● Task requirements:
Pick out each line containing the string "armed" and copy it.

START Source records

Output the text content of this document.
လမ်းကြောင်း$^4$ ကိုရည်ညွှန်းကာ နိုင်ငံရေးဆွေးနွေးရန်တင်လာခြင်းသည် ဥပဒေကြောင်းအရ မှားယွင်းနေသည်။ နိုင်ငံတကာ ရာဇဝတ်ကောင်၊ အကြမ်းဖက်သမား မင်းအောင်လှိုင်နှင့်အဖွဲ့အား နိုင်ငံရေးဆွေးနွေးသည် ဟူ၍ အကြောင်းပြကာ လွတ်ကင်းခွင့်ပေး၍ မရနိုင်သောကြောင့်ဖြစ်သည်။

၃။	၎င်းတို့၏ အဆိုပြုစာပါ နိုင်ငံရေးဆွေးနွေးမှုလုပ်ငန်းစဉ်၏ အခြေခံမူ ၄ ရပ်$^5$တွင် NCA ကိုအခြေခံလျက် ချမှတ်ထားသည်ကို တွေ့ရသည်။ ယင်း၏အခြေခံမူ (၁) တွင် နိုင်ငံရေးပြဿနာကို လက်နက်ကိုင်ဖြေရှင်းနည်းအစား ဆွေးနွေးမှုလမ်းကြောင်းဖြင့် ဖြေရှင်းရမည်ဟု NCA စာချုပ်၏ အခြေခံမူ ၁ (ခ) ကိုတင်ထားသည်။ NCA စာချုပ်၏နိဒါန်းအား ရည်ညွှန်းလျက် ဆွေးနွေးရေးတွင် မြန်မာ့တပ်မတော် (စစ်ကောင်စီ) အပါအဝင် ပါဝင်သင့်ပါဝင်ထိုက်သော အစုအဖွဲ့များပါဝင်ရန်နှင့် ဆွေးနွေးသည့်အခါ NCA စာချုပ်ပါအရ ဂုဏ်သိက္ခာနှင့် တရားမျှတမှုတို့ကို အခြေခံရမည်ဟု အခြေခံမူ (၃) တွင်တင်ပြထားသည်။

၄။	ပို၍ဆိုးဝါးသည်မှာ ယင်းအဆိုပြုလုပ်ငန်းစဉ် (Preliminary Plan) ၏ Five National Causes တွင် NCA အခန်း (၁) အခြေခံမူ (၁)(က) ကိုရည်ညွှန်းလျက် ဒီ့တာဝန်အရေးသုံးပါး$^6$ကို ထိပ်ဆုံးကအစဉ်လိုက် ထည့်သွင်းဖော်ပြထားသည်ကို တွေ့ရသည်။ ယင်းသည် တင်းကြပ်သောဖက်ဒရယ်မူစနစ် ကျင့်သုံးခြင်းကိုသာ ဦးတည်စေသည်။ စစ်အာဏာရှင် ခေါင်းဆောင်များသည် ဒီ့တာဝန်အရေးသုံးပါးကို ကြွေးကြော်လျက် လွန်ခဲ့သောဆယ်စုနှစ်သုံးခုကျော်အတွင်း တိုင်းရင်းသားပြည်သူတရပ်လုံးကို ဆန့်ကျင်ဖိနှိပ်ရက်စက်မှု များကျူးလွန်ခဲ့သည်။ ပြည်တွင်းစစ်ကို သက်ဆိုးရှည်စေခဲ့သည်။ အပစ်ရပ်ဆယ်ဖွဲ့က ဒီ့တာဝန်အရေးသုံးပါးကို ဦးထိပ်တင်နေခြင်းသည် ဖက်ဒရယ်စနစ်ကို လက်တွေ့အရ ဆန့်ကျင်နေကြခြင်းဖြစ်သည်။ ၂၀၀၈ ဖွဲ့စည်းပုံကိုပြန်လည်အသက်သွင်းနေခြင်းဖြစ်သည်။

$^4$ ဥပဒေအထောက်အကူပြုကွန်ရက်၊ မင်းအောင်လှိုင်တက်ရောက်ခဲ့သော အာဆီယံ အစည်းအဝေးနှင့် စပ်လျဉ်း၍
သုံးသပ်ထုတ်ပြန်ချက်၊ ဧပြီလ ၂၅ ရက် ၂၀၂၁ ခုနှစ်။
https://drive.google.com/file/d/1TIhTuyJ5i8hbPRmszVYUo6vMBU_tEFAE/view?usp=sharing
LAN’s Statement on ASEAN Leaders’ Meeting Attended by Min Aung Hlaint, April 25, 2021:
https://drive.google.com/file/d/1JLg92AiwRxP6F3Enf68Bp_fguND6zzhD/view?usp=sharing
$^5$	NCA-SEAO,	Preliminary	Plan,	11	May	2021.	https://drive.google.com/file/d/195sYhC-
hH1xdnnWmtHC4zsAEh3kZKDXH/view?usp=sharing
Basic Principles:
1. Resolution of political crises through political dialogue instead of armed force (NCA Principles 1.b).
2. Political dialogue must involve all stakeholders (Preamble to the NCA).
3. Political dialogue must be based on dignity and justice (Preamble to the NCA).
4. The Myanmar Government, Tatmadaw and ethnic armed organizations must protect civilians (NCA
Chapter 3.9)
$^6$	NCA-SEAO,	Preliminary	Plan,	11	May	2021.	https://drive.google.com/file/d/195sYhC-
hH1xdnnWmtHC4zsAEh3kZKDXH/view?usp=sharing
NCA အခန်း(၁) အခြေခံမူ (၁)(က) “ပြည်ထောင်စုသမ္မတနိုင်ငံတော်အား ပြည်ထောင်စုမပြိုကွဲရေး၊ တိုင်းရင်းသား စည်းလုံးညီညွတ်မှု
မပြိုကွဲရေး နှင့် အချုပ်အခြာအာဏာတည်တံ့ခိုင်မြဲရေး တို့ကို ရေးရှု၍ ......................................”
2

END Source records
START Source records

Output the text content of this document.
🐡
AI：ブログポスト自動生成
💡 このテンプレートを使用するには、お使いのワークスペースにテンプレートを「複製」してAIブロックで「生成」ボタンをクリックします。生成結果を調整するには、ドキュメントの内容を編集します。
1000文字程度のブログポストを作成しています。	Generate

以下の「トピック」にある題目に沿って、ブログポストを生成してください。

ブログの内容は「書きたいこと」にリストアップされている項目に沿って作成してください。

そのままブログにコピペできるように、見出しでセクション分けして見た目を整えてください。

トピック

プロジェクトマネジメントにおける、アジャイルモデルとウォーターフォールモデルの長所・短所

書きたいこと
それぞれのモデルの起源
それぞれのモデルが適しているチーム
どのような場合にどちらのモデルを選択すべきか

END Source records

● Correct answer:
1. Resolution of political crises through political dialogue instead of armed force (NCA Principles 1.b).
4. The Myanmar Government, Tatmadaw and ethnic armed organizations must protect civilians (NCA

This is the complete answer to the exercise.